>> start Data excerpts
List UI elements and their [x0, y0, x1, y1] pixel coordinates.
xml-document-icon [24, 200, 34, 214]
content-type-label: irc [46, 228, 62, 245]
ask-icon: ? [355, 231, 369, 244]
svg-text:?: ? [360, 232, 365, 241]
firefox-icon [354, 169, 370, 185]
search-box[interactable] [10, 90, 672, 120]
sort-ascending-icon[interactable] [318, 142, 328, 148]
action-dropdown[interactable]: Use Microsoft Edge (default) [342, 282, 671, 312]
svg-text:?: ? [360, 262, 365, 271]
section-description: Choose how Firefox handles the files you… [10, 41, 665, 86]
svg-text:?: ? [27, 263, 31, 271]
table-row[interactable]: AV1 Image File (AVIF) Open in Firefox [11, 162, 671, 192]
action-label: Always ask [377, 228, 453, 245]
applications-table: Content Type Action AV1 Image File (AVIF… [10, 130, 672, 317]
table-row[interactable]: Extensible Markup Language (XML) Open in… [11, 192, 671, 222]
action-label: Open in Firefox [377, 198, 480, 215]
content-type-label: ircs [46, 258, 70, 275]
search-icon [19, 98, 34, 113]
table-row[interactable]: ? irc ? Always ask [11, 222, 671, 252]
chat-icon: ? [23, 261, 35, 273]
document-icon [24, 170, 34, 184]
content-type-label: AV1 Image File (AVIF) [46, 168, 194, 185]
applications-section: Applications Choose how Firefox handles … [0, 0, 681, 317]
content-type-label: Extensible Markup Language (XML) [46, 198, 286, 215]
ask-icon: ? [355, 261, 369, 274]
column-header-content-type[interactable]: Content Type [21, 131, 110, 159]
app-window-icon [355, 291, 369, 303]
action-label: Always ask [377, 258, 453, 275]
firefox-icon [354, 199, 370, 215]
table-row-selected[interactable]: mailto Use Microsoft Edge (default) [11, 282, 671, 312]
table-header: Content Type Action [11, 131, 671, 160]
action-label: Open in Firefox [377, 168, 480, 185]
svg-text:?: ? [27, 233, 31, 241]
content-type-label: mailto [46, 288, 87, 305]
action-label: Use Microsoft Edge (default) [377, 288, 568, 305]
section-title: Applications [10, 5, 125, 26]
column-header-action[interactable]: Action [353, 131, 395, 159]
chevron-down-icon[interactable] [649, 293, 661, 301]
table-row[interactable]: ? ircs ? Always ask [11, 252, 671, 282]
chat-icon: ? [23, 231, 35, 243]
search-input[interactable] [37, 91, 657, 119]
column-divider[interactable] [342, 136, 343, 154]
>> end Data excerpts
- What is expected -
Return every line of the records above verbatim, with no changes to wording, order, or coordinates.

- Final answer -
List UI elements and their [x0, y0, x1, y1] pixel coordinates.
xml-document-icon [24, 200, 34, 214]
content-type-label: irc [46, 228, 62, 245]
ask-icon: ? [355, 231, 369, 244]
svg-text:?: ? [360, 232, 365, 241]
firefox-icon [354, 169, 370, 185]
search-box[interactable] [10, 90, 672, 120]
sort-ascending-icon[interactable] [318, 142, 328, 148]
action-dropdown[interactable]: Use Microsoft Edge (default) [342, 282, 671, 312]
svg-text:?: ? [360, 262, 365, 271]
section-description: Choose how Firefox handles the files you… [10, 41, 665, 86]
svg-text:?: ? [27, 263, 31, 271]
table-row[interactable]: AV1 Image File (AVIF) Open in Firefox [11, 162, 671, 192]
action-label: Always ask [377, 228, 453, 245]
applications-table: Content Type Action AV1 Image File (AVIF… [10, 130, 672, 317]
table-row[interactable]: Extensible Markup Language (XML) Open in… [11, 192, 671, 222]
action-label: Open in Firefox [377, 198, 480, 215]
content-type-label: ircs [46, 258, 70, 275]
search-icon [19, 98, 34, 113]
table-row[interactable]: ? irc ? Always ask [11, 222, 671, 252]
chat-icon: ? [23, 261, 35, 273]
document-icon [24, 170, 34, 184]
content-type-label: AV1 Image File (AVIF) [46, 168, 194, 185]
applications-section: Applications Choose how Firefox handles … [0, 0, 681, 317]
content-type-label: Extensible Markup Language (XML) [46, 198, 286, 215]
ask-icon: ? [355, 261, 369, 274]
column-header-content-type[interactable]: Content Type [21, 131, 110, 159]
app-window-icon [355, 291, 369, 303]
action-label: Always ask [377, 258, 453, 275]
firefox-icon [354, 199, 370, 215]
table-row-selected[interactable]: mailto Use Microsoft Edge (default) [11, 282, 671, 312]
table-header: Content Type Action [11, 131, 671, 160]
action-label: Open in Firefox [377, 168, 480, 185]
svg-text:?: ? [27, 233, 31, 241]
content-type-label: mailto [46, 288, 87, 305]
action-label: Use Microsoft Edge (default) [377, 288, 568, 305]
section-title: Applications [10, 5, 125, 26]
column-header-action[interactable]: Action [353, 131, 395, 159]
chevron-down-icon[interactable] [649, 293, 661, 301]
table-row[interactable]: ? ircs ? Always ask [11, 252, 671, 282]
chat-icon: ? [23, 231, 35, 243]
search-input[interactable] [37, 91, 657, 119]
column-divider[interactable] [342, 136, 343, 154]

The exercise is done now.